# [TASK TO CARRY OUT]
Check the listing below for lines that hold "JSON". How many are there? Please give only the number.

☆ ☆ ☆ ☆ ☆

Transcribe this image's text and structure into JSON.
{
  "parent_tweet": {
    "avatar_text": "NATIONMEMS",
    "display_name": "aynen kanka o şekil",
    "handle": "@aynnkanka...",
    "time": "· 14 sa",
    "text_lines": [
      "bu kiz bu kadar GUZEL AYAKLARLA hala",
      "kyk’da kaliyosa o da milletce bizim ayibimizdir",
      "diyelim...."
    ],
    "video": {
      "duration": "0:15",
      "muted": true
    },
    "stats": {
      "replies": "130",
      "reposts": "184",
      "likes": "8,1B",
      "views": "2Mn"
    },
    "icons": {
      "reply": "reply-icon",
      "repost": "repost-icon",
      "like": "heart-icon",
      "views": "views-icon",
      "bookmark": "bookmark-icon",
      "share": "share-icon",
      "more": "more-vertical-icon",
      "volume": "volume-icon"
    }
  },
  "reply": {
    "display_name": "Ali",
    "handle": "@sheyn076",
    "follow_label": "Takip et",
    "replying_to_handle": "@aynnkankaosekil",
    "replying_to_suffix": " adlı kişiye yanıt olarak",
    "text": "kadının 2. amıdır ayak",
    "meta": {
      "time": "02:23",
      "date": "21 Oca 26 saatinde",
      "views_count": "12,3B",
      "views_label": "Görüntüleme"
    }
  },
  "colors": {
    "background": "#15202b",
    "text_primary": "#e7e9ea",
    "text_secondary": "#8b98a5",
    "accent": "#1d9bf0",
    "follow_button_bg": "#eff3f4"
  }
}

☆ ☆ ☆ ☆ ☆

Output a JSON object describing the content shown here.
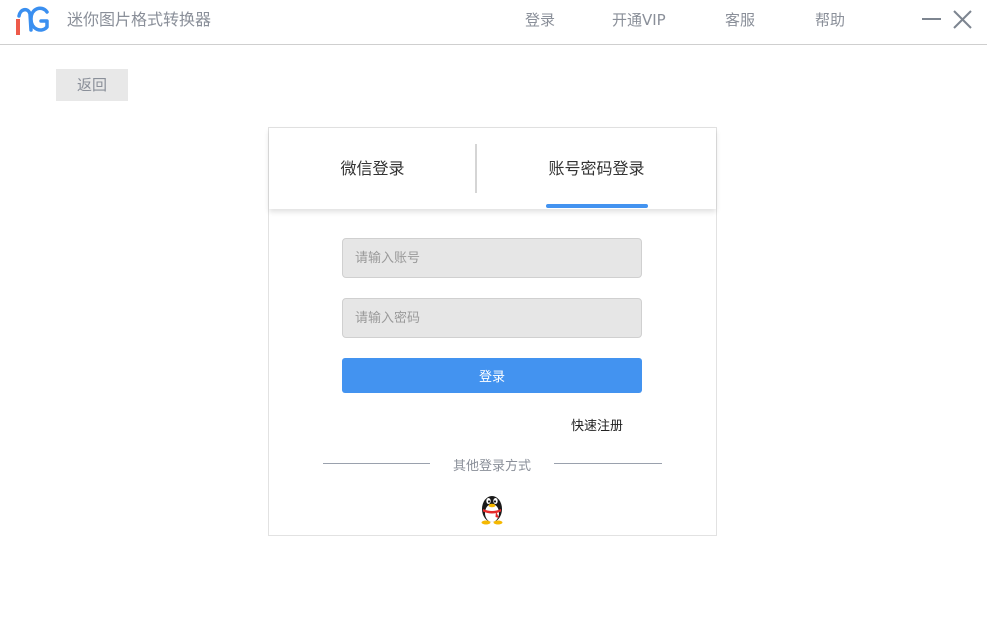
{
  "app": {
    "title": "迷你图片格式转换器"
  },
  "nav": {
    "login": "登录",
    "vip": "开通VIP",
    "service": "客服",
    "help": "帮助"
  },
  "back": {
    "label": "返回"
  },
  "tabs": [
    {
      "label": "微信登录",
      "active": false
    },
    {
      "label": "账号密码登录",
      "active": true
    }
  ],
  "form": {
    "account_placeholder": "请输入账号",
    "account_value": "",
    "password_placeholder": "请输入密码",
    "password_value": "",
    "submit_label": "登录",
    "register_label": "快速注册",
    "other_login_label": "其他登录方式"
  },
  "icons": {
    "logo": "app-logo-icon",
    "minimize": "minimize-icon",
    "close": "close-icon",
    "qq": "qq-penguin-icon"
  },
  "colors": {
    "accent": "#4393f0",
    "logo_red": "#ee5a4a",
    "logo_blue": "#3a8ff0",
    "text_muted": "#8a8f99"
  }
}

☆ ☆ ☆ ☆ ☆

# [THE REPLY]
2